--- Start ---

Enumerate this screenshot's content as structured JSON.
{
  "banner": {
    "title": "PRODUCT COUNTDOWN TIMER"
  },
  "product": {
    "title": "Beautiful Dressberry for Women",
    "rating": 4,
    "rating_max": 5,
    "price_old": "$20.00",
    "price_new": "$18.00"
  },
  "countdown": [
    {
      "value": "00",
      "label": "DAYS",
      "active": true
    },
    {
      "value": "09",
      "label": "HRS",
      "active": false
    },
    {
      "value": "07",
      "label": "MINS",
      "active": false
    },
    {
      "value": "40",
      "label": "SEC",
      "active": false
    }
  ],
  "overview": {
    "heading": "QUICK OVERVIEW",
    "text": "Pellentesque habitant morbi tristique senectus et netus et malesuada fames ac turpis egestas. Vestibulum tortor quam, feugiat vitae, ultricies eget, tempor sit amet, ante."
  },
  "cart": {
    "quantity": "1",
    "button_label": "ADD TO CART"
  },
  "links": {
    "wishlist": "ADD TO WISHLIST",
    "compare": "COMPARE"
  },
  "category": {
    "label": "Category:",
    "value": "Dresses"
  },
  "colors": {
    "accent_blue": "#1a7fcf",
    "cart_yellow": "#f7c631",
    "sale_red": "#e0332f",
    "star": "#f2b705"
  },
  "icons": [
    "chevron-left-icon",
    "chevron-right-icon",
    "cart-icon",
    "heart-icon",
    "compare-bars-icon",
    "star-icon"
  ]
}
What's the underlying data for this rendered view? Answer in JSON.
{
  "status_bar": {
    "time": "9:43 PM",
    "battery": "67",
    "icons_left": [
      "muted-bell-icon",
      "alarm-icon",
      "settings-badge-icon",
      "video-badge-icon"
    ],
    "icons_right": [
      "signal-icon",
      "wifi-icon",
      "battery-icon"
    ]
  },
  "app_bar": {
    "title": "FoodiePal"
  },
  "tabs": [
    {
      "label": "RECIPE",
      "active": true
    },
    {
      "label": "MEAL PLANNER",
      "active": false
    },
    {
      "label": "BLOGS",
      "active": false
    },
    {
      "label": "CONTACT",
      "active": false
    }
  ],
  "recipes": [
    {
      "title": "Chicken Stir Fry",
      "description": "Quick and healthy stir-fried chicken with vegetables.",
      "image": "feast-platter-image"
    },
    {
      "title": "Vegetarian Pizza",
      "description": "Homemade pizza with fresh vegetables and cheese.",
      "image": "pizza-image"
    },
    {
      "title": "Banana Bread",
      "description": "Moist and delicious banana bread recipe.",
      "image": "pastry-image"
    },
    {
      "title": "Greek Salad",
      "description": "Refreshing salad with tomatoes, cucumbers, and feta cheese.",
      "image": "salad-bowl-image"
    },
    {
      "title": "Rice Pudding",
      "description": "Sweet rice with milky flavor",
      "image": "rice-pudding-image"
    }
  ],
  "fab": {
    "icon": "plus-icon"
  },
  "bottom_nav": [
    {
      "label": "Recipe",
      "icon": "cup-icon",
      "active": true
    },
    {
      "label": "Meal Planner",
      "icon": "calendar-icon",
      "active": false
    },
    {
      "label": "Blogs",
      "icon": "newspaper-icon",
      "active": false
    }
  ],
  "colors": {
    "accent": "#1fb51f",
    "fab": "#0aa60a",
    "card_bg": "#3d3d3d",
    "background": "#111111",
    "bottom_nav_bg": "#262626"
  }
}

--- End ---

Task to carry out: In the listing, find every line with the word "image" and state how many there are, nothing more.

Result below: 5